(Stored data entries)

§ §

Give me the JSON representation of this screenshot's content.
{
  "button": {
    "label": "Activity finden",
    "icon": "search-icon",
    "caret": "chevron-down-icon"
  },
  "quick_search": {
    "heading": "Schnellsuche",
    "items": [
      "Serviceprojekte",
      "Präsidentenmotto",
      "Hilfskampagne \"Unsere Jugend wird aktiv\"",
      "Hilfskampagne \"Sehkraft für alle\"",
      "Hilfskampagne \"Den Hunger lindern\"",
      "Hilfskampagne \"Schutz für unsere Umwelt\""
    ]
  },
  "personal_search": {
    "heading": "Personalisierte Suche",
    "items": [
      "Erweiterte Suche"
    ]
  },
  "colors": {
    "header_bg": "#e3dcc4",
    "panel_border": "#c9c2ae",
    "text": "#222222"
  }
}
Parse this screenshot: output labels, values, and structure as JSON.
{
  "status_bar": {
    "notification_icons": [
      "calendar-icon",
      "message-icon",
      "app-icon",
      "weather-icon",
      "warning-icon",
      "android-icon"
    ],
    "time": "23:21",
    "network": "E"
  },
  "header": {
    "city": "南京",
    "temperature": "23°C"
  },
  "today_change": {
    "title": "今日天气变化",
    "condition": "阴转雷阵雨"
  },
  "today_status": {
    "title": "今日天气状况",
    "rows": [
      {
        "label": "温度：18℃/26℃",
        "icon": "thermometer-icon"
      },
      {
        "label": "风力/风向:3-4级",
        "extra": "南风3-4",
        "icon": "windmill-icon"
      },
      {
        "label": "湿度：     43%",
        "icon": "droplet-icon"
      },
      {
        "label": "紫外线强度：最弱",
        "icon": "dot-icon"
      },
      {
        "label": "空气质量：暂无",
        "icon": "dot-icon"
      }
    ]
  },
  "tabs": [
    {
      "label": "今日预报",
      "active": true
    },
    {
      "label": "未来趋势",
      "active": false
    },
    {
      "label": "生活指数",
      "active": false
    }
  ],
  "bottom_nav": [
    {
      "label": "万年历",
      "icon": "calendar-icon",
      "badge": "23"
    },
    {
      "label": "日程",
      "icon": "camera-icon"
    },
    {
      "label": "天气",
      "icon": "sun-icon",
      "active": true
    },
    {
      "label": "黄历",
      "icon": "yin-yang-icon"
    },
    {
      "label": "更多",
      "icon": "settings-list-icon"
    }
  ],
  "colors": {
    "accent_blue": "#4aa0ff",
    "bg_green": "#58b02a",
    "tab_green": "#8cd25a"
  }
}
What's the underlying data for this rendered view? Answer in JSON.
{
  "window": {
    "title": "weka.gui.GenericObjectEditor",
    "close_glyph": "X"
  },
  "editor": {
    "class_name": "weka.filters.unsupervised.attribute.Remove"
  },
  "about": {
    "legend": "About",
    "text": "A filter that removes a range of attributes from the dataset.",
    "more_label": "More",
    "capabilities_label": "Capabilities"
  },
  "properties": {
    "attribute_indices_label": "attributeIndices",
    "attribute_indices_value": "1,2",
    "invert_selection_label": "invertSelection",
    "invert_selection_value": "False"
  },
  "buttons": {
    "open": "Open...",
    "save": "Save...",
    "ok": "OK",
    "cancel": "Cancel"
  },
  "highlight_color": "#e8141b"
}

§ §

[Challenge]
Note how many lines of the material contain the string "title". Then report that number by itself.

[Reply]
3